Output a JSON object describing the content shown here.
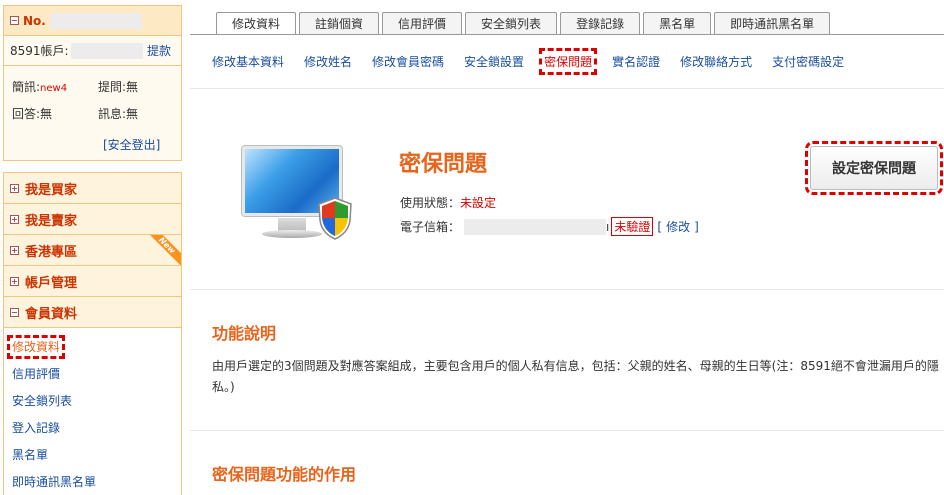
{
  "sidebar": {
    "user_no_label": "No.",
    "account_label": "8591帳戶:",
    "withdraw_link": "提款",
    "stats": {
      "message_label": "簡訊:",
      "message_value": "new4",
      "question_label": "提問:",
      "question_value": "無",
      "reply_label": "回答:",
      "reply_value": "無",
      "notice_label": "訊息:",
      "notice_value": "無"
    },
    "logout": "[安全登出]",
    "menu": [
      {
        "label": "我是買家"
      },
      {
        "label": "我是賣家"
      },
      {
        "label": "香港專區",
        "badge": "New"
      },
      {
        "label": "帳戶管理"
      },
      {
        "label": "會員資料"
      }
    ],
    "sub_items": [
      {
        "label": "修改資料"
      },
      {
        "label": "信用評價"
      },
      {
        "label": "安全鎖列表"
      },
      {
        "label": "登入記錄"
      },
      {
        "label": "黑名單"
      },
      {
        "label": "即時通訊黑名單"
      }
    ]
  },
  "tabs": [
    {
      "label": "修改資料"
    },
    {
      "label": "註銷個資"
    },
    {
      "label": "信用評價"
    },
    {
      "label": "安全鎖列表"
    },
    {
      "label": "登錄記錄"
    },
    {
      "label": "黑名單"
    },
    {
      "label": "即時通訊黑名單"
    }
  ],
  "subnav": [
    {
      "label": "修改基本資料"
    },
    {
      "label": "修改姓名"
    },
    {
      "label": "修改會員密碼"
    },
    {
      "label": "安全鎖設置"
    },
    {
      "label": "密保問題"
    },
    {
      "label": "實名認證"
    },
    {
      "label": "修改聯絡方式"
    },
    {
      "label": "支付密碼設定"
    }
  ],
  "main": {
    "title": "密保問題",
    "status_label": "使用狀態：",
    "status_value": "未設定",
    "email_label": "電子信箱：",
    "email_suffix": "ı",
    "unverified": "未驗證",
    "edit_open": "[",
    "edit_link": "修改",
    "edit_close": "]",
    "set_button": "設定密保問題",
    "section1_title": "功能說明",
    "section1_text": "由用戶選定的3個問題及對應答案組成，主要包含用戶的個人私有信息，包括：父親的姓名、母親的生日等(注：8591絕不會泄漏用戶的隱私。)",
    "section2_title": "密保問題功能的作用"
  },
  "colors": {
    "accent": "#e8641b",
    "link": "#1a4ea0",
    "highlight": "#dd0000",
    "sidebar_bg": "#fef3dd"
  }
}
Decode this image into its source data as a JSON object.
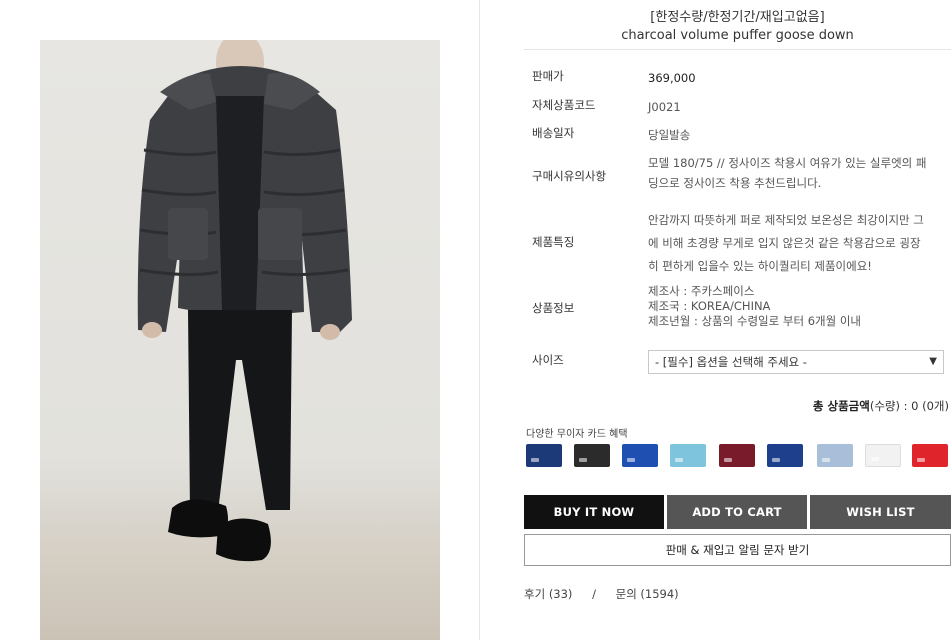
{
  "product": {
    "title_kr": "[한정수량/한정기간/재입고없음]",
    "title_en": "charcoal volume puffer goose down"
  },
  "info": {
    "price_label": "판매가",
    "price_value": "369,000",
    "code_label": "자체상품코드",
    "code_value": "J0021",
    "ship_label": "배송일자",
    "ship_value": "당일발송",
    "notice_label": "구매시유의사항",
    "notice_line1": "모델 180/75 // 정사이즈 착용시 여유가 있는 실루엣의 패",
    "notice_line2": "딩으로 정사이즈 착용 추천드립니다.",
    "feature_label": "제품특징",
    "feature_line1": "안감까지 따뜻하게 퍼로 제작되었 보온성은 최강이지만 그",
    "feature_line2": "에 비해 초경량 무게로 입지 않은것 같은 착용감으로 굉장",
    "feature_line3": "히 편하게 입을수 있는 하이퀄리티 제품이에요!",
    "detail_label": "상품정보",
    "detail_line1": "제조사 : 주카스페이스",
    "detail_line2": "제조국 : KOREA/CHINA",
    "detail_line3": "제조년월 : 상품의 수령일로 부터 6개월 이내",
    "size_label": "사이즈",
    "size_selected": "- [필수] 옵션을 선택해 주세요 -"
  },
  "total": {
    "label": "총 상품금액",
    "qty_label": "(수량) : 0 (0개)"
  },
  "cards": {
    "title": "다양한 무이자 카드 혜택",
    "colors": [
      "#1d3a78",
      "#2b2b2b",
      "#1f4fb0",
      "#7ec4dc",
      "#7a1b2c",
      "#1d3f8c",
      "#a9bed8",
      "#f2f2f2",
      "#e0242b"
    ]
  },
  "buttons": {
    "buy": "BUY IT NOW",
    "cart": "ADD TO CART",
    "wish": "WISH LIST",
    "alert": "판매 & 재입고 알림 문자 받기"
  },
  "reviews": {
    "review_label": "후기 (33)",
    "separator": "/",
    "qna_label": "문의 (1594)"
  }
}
○ ○ ○ ○ ○
_TASK OBJECTIVE_: Take the records above and transcribe them exactly, dropping every picture.

_THE OUTPUT_:
Output a JSON object describing the content shown here.
{
  "sidebar": {
    "user_no_label": "No.",
    "account_label": "8591帳戶:",
    "withdraw_link": "提款",
    "stats": {
      "message_label": "簡訊:",
      "message_value": "new4",
      "question_label": "提問:",
      "question_value": "無",
      "reply_label": "回答:",
      "reply_value": "無",
      "notice_label": "訊息:",
      "notice_value": "無"
    },
    "logout": "[安全登出]",
    "menu": [
      {
        "label": "我是買家"
      },
      {
        "label": "我是賣家"
      },
      {
        "label": "香港專區",
        "badge": "New"
      },
      {
        "label": "帳戶管理"
      },
      {
        "label": "會員資料"
      }
    ],
    "sub_items": [
      {
        "label": "修改資料"
      },
      {
        "label": "信用評價"
      },
      {
        "label": "安全鎖列表"
      },
      {
        "label": "登入記錄"
      },
      {
        "label": "黑名單"
      },
      {
        "label": "即時通訊黑名單"
      }
    ]
  },
  "tabs": [
    {
      "label": "修改資料"
    },
    {
      "label": "註銷個資"
    },
    {
      "label": "信用評價"
    },
    {
      "label": "安全鎖列表"
    },
    {
      "label": "登錄記錄"
    },
    {
      "label": "黑名單"
    },
    {
      "label": "即時通訊黑名單"
    }
  ],
  "subnav": [
    {
      "label": "修改基本資料"
    },
    {
      "label": "修改姓名"
    },
    {
      "label": "修改會員密碼"
    },
    {
      "label": "安全鎖設置"
    },
    {
      "label": "密保問題"
    },
    {
      "label": "實名認證"
    },
    {
      "label": "修改聯絡方式"
    },
    {
      "label": "支付密碼設定"
    }
  ],
  "main": {
    "title": "密保問題",
    "status_label": "使用狀態：",
    "status_value": "未設定",
    "email_label": "電子信箱：",
    "email_suffix": "ı",
    "unverified": "未驗證",
    "edit_open": "[",
    "edit_link": "修改",
    "edit_close": "]",
    "set_button": "設定密保問題",
    "section1_title": "功能說明",
    "section1_text": "由用戶選定的3個問題及對應答案組成，主要包含用戶的個人私有信息，包括：父親的姓名、母親的生日等(注：8591絕不會泄漏用戶的隱私。)",
    "section2_title": "密保問題功能的作用"
  },
  "colors": {
    "accent": "#e8641b",
    "link": "#1a4ea0",
    "highlight": "#dd0000",
    "sidebar_bg": "#fef3dd"
  }
}
Decode this image into its source data as a JSON object.
{
  "product": {
    "title_kr": "[한정수량/한정기간/재입고없음]",
    "title_en": "charcoal volume puffer goose down"
  },
  "info": {
    "price_label": "판매가",
    "price_value": "369,000",
    "code_label": "자체상품코드",
    "code_value": "J0021",
    "ship_label": "배송일자",
    "ship_value": "당일발송",
    "notice_label": "구매시유의사항",
    "notice_line1": "모델 180/75 // 정사이즈 착용시 여유가 있는 실루엣의 패",
    "notice_line2": "딩으로 정사이즈 착용 추천드립니다.",
    "feature_label": "제품특징",
    "feature_line1": "안감까지 따뜻하게 퍼로 제작되었 보온성은 최강이지만 그",
    "feature_line2": "에 비해 초경량 무게로 입지 않은것 같은 착용감으로 굉장",
    "feature_line3": "히 편하게 입을수 있는 하이퀄리티 제품이에요!",
    "detail_label": "상품정보",
    "detail_line1": "제조사 : 주카스페이스",
    "detail_line2": "제조국 : KOREA/CHINA",
    "detail_line3": "제조년월 : 상품의 수령일로 부터 6개월 이내",
    "size_label": "사이즈",
    "size_selected": "- [필수] 옵션을 선택해 주세요 -"
  },
  "total": {
    "label": "총 상품금액",
    "qty_label": "(수량) : 0 (0개)"
  },
  "cards": {
    "title": "다양한 무이자 카드 혜택",
    "colors": [
      "#1d3a78",
      "#2b2b2b",
      "#1f4fb0",
      "#7ec4dc",
      "#7a1b2c",
      "#1d3f8c",
      "#a9bed8",
      "#f2f2f2",
      "#e0242b"
    ]
  },
  "buttons": {
    "buy": "BUY IT NOW",
    "cart": "ADD TO CART",
    "wish": "WISH LIST",
    "alert": "판매 & 재입고 알림 문자 받기"
  },
  "reviews": {
    "review_label": "후기 (33)",
    "separator": "/",
    "qna_label": "문의 (1594)"
  }
}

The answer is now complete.